| AIM OF THE TASK |
Print out each entry below exactly, please.
──────── ITEMS
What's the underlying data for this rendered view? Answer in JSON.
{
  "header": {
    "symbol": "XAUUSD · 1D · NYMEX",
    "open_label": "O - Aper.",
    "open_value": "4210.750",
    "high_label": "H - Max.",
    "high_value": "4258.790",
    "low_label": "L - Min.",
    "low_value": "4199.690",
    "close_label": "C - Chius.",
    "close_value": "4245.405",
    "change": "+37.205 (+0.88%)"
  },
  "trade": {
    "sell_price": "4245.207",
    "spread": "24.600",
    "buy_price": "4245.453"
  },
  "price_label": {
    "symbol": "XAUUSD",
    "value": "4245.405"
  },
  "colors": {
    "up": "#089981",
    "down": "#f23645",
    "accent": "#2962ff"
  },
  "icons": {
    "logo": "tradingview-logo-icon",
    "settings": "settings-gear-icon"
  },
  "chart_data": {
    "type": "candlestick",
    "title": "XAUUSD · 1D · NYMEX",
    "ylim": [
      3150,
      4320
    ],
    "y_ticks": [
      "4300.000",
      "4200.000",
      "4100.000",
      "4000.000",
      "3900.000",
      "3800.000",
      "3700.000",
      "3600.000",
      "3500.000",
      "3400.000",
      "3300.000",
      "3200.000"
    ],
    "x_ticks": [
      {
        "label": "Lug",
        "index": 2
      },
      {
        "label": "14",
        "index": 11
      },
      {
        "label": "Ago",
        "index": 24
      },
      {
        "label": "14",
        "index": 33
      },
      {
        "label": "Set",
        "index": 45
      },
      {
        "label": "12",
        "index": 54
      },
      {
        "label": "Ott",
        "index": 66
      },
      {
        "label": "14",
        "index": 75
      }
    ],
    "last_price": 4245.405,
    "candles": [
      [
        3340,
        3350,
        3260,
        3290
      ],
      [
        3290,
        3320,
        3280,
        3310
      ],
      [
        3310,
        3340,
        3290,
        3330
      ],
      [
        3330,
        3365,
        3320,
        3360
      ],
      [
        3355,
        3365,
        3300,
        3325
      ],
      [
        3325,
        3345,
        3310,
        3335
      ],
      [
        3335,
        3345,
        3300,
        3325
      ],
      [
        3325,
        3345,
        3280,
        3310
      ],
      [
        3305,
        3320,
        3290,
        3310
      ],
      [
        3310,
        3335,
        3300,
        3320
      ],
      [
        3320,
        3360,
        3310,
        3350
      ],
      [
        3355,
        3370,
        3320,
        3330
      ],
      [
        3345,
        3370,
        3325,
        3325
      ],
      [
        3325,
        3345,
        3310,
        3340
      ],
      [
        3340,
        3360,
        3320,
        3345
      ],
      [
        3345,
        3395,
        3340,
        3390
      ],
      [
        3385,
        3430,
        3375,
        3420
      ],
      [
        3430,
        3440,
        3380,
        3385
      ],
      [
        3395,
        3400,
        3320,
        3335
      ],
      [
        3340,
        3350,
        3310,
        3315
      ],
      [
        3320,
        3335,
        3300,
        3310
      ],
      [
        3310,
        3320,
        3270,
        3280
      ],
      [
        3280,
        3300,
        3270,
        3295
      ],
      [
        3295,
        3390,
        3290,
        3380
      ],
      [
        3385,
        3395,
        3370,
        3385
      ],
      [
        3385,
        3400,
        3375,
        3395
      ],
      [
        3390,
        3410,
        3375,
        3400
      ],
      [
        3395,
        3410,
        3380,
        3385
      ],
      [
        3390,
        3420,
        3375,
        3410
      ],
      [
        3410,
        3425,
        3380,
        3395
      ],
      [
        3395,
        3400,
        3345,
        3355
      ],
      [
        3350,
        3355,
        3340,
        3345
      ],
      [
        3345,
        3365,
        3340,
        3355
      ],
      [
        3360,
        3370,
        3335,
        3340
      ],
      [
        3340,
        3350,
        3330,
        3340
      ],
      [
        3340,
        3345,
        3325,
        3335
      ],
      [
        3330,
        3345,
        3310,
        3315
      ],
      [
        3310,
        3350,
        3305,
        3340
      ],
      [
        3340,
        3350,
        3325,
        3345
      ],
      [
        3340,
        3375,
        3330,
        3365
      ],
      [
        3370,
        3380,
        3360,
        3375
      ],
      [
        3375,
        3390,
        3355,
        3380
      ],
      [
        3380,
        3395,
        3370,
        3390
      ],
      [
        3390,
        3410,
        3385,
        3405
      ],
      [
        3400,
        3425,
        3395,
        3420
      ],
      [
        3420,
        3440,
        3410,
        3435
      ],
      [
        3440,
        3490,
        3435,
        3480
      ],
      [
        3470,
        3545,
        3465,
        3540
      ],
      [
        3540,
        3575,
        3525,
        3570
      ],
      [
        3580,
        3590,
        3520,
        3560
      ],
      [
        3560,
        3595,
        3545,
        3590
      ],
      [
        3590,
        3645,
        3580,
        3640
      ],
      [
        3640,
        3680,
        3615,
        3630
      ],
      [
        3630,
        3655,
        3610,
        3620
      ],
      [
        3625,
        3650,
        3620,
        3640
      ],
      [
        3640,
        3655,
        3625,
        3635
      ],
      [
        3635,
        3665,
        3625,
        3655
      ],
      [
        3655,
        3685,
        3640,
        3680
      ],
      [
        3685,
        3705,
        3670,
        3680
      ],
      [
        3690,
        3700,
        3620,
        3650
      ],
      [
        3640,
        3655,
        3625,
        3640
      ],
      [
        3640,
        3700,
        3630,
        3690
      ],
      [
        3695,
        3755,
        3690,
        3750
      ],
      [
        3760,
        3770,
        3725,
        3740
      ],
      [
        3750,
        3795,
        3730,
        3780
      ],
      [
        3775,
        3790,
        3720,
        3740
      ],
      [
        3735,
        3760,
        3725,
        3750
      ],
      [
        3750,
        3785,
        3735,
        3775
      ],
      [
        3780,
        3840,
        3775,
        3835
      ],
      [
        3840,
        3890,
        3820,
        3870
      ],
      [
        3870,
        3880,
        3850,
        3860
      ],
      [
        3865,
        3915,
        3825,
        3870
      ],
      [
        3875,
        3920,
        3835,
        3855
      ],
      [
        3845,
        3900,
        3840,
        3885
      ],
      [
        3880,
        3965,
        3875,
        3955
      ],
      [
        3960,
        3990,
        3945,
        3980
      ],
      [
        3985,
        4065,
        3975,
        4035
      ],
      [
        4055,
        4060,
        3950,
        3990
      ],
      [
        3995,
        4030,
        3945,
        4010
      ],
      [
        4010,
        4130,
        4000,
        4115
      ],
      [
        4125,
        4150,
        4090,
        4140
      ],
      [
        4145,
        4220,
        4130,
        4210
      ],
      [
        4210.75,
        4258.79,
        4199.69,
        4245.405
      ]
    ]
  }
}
────────────────
| ANSWER TO THIS PROBLEM |
What's the underlying data for this rendered view? Answer in JSON.
{
  "header": {
    "symbol": "XAUUSD · 1D · NYMEX",
    "open_label": "O - Aper.",
    "open_value": "4210.750",
    "high_label": "H - Max.",
    "high_value": "4258.790",
    "low_label": "L - Min.",
    "low_value": "4199.690",
    "close_label": "C - Chius.",
    "close_value": "4245.405",
    "change": "+37.205 (+0.88%)"
  },
  "trade": {
    "sell_price": "4245.207",
    "spread": "24.600",
    "buy_price": "4245.453"
  },
  "price_label": {
    "symbol": "XAUUSD",
    "value": "4245.405"
  },
  "colors": {
    "up": "#089981",
    "down": "#f23645",
    "accent": "#2962ff"
  },
  "icons": {
    "logo": "tradingview-logo-icon",
    "settings": "settings-gear-icon"
  },
  "chart_data": {
    "type": "candlestick",
    "title": "XAUUSD · 1D · NYMEX",
    "ylim": [
      3150,
      4320
    ],
    "y_ticks": [
      "4300.000",
      "4200.000",
      "4100.000",
      "4000.000",
      "3900.000",
      "3800.000",
      "3700.000",
      "3600.000",
      "3500.000",
      "3400.000",
      "3300.000",
      "3200.000"
    ],
    "x_ticks": [
      {
        "label": "Lug",
        "index": 2
      },
      {
        "label": "14",
        "index": 11
      },
      {
        "label": "Ago",
        "index": 24
      },
      {
        "label": "14",
        "index": 33
      },
      {
        "label": "Set",
        "index": 45
      },
      {
        "label": "12",
        "index": 54
      },
      {
        "label": "Ott",
        "index": 66
      },
      {
        "label": "14",
        "index": 75
      }
    ],
    "last_price": 4245.405,
    "candles": [
      [
        3340,
        3350,
        3260,
        3290
      ],
      [
        3290,
        3320,
        3280,
        3310
      ],
      [
        3310,
        3340,
        3290,
        3330
      ],
      [
        3330,
        3365,
        3320,
        3360
      ],
      [
        3355,
        3365,
        3300,
        3325
      ],
      [
        3325,
        3345,
        3310,
        3335
      ],
      [
        3335,
        3345,
        3300,
        3325
      ],
      [
        3325,
        3345,
        3280,
        3310
      ],
      [
        3305,
        3320,
        3290,
        3310
      ],
      [
        3310,
        3335,
        3300,
        3320
      ],
      [
        3320,
        3360,
        3310,
        3350
      ],
      [
        3355,
        3370,
        3320,
        3330
      ],
      [
        3345,
        3370,
        3325,
        3325
      ],
      [
        3325,
        3345,
        3310,
        3340
      ],
      [
        3340,
        3360,
        3320,
        3345
      ],
      [
        3345,
        3395,
        3340,
        3390
      ],
      [
        3385,
        3430,
        3375,
        3420
      ],
      [
        3430,
        3440,
        3380,
        3385
      ],
      [
        3395,
        3400,
        3320,
        3335
      ],
      [
        3340,
        3350,
        3310,
        3315
      ],
      [
        3320,
        3335,
        3300,
        3310
      ],
      [
        3310,
        3320,
        3270,
        3280
      ],
      [
        3280,
        3300,
        3270,
        3295
      ],
      [
        3295,
        3390,
        3290,
        3380
      ],
      [
        3385,
        3395,
        3370,
        3385
      ],
      [
        3385,
        3400,
        3375,
        3395
      ],
      [
        3390,
        3410,
        3375,
        3400
      ],
      [
        3395,
        3410,
        3380,
        3385
      ],
      [
        3390,
        3420,
        3375,
        3410
      ],
      [
        3410,
        3425,
        3380,
        3395
      ],
      [
        3395,
        3400,
        3345,
        3355
      ],
      [
        3350,
        3355,
        3340,
        3345
      ],
      [
        3345,
        3365,
        3340,
        3355
      ],
      [
        3360,
        3370,
        3335,
        3340
      ],
      [
        3340,
        3350,
        3330,
        3340
      ],
      [
        3340,
        3345,
        3325,
        3335
      ],
      [
        3330,
        3345,
        3310,
        3315
      ],
      [
        3310,
        3350,
        3305,
        3340
      ],
      [
        3340,
        3350,
        3325,
        3345
      ],
      [
        3340,
        3375,
        3330,
        3365
      ],
      [
        3370,
        3380,
        3360,
        3375
      ],
      [
        3375,
        3390,
        3355,
        3380
      ],
      [
        3380,
        3395,
        3370,
        3390
      ],
      [
        3390,
        3410,
        3385,
        3405
      ],
      [
        3400,
        3425,
        3395,
        3420
      ],
      [
        3420,
        3440,
        3410,
        3435
      ],
      [
        3440,
        3490,
        3435,
        3480
      ],
      [
        3470,
        3545,
        3465,
        3540
      ],
      [
        3540,
        3575,
        3525,
        3570
      ],
      [
        3580,
        3590,
        3520,
        3560
      ],
      [
        3560,
        3595,
        3545,
        3590
      ],
      [
        3590,
        3645,
        3580,
        3640
      ],
      [
        3640,
        3680,
        3615,
        3630
      ],
      [
        3630,
        3655,
        3610,
        3620
      ],
      [
        3625,
        3650,
        3620,
        3640
      ],
      [
        3640,
        3655,
        3625,
        3635
      ],
      [
        3635,
        3665,
        3625,
        3655
      ],
      [
        3655,
        3685,
        3640,
        3680
      ],
      [
        3685,
        3705,
        3670,
        3680
      ],
      [
        3690,
        3700,
        3620,
        3650
      ],
      [
        3640,
        3655,
        3625,
        3640
      ],
      [
        3640,
        3700,
        3630,
        3690
      ],
      [
        3695,
        3755,
        3690,
        3750
      ],
      [
        3760,
        3770,
        3725,
        3740
      ],
      [
        3750,
        3795,
        3730,
        3780
      ],
      [
        3775,
        3790,
        3720,
        3740
      ],
      [
        3735,
        3760,
        3725,
        3750
      ],
      [
        3750,
        3785,
        3735,
        3775
      ],
      [
        3780,
        3840,
        3775,
        3835
      ],
      [
        3840,
        3890,
        3820,
        3870
      ],
      [
        3870,
        3880,
        3850,
        3860
      ],
      [
        3865,
        3915,
        3825,
        3870
      ],
      [
        3875,
        3920,
        3835,
        3855
      ],
      [
        3845,
        3900,
        3840,
        3885
      ],
      [
        3880,
        3965,
        3875,
        3955
      ],
      [
        3960,
        3990,
        3945,
        3980
      ],
      [
        3985,
        4065,
        3975,
        4035
      ],
      [
        4055,
        4060,
        3950,
        3990
      ],
      [
        3995,
        4030,
        3945,
        4010
      ],
      [
        4010,
        4130,
        4000,
        4115
      ],
      [
        4125,
        4150,
        4090,
        4140
      ],
      [
        4145,
        4220,
        4130,
        4210
      ],
      [
        4210.75,
        4258.79,
        4199.69,
        4245.405
      ]
    ]
  }
}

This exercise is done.